## Stored data
⟨

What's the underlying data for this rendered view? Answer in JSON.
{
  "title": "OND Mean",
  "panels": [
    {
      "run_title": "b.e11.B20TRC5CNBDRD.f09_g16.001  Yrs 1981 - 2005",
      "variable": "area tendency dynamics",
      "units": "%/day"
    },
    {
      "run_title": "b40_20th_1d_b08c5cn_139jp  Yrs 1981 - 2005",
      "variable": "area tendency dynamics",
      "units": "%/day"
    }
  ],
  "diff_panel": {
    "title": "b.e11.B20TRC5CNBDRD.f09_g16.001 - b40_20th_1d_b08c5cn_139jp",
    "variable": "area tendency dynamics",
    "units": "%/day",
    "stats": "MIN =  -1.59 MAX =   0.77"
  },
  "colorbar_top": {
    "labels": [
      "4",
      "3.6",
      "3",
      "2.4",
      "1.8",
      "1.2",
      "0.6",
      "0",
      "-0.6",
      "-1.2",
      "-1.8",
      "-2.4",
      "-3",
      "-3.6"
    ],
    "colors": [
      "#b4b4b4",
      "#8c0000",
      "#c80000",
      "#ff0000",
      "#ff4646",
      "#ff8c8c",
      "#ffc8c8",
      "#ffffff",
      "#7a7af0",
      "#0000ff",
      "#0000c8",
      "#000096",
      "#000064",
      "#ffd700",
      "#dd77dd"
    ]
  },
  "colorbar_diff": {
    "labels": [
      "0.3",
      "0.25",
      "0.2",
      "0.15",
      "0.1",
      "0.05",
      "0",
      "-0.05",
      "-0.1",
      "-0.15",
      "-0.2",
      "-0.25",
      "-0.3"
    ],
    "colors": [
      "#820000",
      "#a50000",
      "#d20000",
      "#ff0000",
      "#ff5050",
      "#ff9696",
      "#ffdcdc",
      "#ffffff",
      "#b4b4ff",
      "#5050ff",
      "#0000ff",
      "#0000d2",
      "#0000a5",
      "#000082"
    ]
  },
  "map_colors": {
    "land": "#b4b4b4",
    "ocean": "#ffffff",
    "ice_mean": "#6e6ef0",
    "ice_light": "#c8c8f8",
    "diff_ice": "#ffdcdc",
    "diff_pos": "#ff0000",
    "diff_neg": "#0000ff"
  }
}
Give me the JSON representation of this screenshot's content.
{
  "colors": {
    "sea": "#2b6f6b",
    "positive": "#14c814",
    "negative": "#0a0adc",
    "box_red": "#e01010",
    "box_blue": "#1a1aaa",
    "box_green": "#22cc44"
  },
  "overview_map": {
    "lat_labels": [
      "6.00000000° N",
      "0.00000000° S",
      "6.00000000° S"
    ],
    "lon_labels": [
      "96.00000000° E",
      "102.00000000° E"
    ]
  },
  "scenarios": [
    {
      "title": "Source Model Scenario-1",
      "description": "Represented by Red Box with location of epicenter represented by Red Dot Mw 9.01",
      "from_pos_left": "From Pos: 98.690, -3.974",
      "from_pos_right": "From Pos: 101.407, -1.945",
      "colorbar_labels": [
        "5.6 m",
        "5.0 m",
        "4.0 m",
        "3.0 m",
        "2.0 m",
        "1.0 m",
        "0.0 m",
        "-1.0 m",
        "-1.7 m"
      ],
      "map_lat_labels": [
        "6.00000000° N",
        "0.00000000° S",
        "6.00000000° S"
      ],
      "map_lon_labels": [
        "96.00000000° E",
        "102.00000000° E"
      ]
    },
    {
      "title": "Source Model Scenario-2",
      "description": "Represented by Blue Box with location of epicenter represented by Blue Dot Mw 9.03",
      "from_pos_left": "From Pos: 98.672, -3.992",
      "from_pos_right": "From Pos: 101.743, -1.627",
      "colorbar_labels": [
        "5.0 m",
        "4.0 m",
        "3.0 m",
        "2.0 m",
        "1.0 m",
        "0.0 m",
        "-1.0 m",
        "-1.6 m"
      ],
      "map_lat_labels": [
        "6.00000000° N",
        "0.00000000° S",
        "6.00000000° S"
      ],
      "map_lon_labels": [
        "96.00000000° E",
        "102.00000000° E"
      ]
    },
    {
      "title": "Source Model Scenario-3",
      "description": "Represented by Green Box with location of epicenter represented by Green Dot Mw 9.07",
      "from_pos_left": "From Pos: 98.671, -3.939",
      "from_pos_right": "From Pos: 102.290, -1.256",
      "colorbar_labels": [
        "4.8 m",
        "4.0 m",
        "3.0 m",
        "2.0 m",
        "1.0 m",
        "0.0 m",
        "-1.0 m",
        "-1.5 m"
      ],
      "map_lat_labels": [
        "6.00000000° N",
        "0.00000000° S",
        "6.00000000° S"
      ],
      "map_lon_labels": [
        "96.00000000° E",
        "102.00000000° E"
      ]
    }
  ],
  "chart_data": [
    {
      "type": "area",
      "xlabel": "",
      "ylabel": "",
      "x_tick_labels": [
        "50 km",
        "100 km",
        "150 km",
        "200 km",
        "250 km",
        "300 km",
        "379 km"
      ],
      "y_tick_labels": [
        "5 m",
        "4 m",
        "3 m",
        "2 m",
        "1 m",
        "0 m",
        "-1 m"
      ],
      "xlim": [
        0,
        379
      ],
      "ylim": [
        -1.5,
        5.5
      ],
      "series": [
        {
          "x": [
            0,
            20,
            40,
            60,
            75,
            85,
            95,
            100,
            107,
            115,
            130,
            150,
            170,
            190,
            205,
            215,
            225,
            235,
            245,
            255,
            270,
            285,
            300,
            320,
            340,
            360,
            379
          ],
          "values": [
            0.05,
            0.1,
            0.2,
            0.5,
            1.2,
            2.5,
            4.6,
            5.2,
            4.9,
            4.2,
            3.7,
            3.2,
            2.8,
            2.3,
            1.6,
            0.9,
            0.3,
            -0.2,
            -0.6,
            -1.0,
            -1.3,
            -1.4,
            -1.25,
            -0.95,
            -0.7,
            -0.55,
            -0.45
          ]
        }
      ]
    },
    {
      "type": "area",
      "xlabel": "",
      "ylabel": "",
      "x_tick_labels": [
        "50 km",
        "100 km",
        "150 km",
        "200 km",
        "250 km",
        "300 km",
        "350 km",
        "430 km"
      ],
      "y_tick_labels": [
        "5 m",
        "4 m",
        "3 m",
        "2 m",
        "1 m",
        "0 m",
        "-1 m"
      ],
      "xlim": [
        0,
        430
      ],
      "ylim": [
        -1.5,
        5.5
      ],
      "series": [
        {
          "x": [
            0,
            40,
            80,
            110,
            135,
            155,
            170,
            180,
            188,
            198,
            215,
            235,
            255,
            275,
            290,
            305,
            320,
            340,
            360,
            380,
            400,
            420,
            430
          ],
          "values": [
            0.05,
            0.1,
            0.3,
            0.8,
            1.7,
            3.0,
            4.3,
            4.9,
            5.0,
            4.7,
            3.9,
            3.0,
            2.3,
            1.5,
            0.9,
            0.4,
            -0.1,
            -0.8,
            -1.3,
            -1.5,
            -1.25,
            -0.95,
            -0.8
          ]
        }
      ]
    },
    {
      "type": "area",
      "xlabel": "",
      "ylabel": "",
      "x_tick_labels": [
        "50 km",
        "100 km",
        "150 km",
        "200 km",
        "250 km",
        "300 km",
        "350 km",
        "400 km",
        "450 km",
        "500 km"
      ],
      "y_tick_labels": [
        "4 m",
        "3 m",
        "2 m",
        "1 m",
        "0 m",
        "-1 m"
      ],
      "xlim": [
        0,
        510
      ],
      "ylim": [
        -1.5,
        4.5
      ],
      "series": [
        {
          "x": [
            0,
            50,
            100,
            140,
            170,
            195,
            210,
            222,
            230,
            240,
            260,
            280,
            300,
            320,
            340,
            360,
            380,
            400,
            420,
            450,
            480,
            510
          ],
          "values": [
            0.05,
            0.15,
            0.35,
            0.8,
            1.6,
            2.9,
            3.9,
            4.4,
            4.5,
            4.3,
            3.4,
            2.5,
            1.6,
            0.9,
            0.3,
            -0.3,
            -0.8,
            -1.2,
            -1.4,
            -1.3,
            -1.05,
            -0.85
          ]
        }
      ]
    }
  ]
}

⟩

## Your task
Copy every line of the listing containing the string "with".

## Reply
      "description": "Represented by Red Box with location of epicenter represented by Red Dot Mw 9.01",
      "description": "Represented by Blue Box with location of epicenter represented by Blue Dot Mw 9.03",
      "description": "Represented by Green Box with location of epicenter represented by Green Dot Mw 9.07",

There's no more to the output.